§ What is expected: Give every entry again, unchanged, and leave its images out.

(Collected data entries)
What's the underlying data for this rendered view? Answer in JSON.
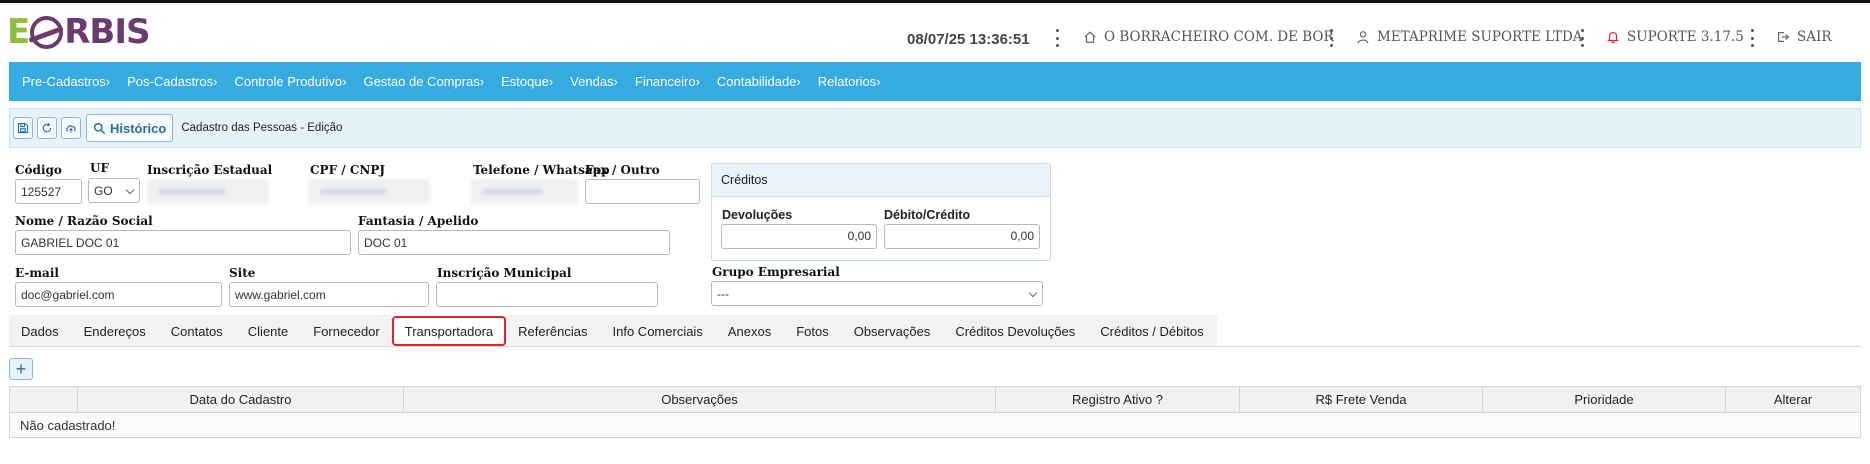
{
  "app": {
    "logo_e": "E",
    "logo_rest": "RBIS",
    "brand_green": "#8dbf3a",
    "brand_purple": "#6b3a6f"
  },
  "header": {
    "datetime": "08/07/25 13:36:51",
    "company": "O BORRACHEIRO COM. DE BOR",
    "user": "METAPRIME SUPORTE LTDA",
    "support": "SUPORTE 3.17.5",
    "logout": "SAIR"
  },
  "nav": {
    "color": "#36abe0",
    "items": [
      "Pre-Cadastros›",
      "Pos-Cadastros›",
      "Controle Produtivo›",
      "Gestao de Compras›",
      "Estoque›",
      "Vendas›",
      "Financeiro›",
      "Contabilidade›",
      "Relatorios›"
    ]
  },
  "toolbar": {
    "history_label": "Histórico",
    "title": "Cadastro das Pessoas - Edição"
  },
  "form": {
    "codigo_label": "Código",
    "codigo_value": "125527",
    "uf_label": "UF",
    "uf_value": "GO",
    "ie_label": "Inscrição Estadual",
    "cpf_label": "CPF / CNPJ",
    "telefone_label": "Telefone / Whatsapp",
    "fax_label": "Fax / Outro",
    "fax_value": "",
    "nome_label": "Nome / Razão Social",
    "nome_value": "GABRIEL DOC 01",
    "fantasia_label": "Fantasia / Apelido",
    "fantasia_value": "DOC 01",
    "email_label": "E-mail",
    "email_value": "doc@gabriel.com",
    "site_label": "Site",
    "site_value": "www.gabriel.com",
    "im_label": "Inscrição Municipal",
    "im_value": "",
    "grupo_label": "Grupo Empresarial",
    "grupo_value": "---"
  },
  "credits": {
    "title": "Créditos",
    "devolucoes_label": "Devoluções",
    "devolucoes_value": "0,00",
    "debito_label": "Débito/Crédito",
    "debito_value": "0,00"
  },
  "tabs": {
    "active_color": "#e0242a",
    "items": [
      "Dados",
      "Endereços",
      "Contatos",
      "Cliente",
      "Fornecedor",
      "Transportadora",
      "Referências",
      "Info Comerciais",
      "Anexos",
      "Fotos",
      "Observações",
      "Créditos Devoluções",
      "Créditos / Débitos"
    ]
  },
  "grid": {
    "add_label": "+",
    "columns": [
      "",
      "Data do Cadastro",
      "Observações",
      "Registro Ativo ?",
      "R$ Frete Venda",
      "Prioridade",
      "Alterar"
    ],
    "empty_message": "Não cadastrado!"
  }
}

§ Solved exercise:
What's the underlying data for this rendered view? Answer in JSON.
{
  "app": {
    "logo_e": "E",
    "logo_rest": "RBIS",
    "brand_green": "#8dbf3a",
    "brand_purple": "#6b3a6f"
  },
  "header": {
    "datetime": "08/07/25 13:36:51",
    "company": "O BORRACHEIRO COM. DE BOR",
    "user": "METAPRIME SUPORTE LTDA",
    "support": "SUPORTE 3.17.5",
    "logout": "SAIR"
  },
  "nav": {
    "color": "#36abe0",
    "items": [
      "Pre-Cadastros›",
      "Pos-Cadastros›",
      "Controle Produtivo›",
      "Gestao de Compras›",
      "Estoque›",
      "Vendas›",
      "Financeiro›",
      "Contabilidade›",
      "Relatorios›"
    ]
  },
  "toolbar": {
    "history_label": "Histórico",
    "title": "Cadastro das Pessoas - Edição"
  },
  "form": {
    "codigo_label": "Código",
    "codigo_value": "125527",
    "uf_label": "UF",
    "uf_value": "GO",
    "ie_label": "Inscrição Estadual",
    "cpf_label": "CPF / CNPJ",
    "telefone_label": "Telefone / Whatsapp",
    "fax_label": "Fax / Outro",
    "fax_value": "",
    "nome_label": "Nome / Razão Social",
    "nome_value": "GABRIEL DOC 01",
    "fantasia_label": "Fantasia / Apelido",
    "fantasia_value": "DOC 01",
    "email_label": "E-mail",
    "email_value": "doc@gabriel.com",
    "site_label": "Site",
    "site_value": "www.gabriel.com",
    "im_label": "Inscrição Municipal",
    "im_value": "",
    "grupo_label": "Grupo Empresarial",
    "grupo_value": "---"
  },
  "credits": {
    "title": "Créditos",
    "devolucoes_label": "Devoluções",
    "devolucoes_value": "0,00",
    "debito_label": "Débito/Crédito",
    "debito_value": "0,00"
  },
  "tabs": {
    "active_color": "#e0242a",
    "items": [
      "Dados",
      "Endereços",
      "Contatos",
      "Cliente",
      "Fornecedor",
      "Transportadora",
      "Referências",
      "Info Comerciais",
      "Anexos",
      "Fotos",
      "Observações",
      "Créditos Devoluções",
      "Créditos / Débitos"
    ]
  },
  "grid": {
    "add_label": "+",
    "columns": [
      "",
      "Data do Cadastro",
      "Observações",
      "Registro Ativo ?",
      "R$ Frete Venda",
      "Prioridade",
      "Alterar"
    ],
    "empty_message": "Não cadastrado!"
  }
}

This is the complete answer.